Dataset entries
▬▬▬
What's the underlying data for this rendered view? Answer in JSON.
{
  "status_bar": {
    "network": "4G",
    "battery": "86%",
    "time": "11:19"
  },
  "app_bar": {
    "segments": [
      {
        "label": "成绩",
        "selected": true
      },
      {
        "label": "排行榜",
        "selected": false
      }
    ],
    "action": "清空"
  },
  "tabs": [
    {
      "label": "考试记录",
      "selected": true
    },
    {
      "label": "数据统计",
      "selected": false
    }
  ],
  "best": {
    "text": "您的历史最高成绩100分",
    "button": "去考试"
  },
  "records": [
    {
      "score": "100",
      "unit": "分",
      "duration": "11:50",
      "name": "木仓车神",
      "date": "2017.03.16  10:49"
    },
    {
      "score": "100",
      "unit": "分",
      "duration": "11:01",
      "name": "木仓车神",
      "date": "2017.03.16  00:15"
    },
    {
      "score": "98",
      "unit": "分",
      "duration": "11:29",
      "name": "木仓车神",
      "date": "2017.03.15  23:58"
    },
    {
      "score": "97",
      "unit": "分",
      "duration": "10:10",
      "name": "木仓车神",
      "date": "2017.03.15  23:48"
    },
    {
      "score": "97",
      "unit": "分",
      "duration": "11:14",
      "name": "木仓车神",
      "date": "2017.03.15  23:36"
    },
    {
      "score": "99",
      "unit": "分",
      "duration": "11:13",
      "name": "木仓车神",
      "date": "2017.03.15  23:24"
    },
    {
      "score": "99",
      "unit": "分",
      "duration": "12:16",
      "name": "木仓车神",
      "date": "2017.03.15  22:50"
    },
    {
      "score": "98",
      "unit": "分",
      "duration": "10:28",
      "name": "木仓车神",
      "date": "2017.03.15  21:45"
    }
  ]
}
▬▬▬
Job » Gather each line of the listing that holds the string "label".

Solution for this problem »
        "label": "成绩",
        "label": "排行榜",
      "label": "考试记录",
      "label": "数据统计",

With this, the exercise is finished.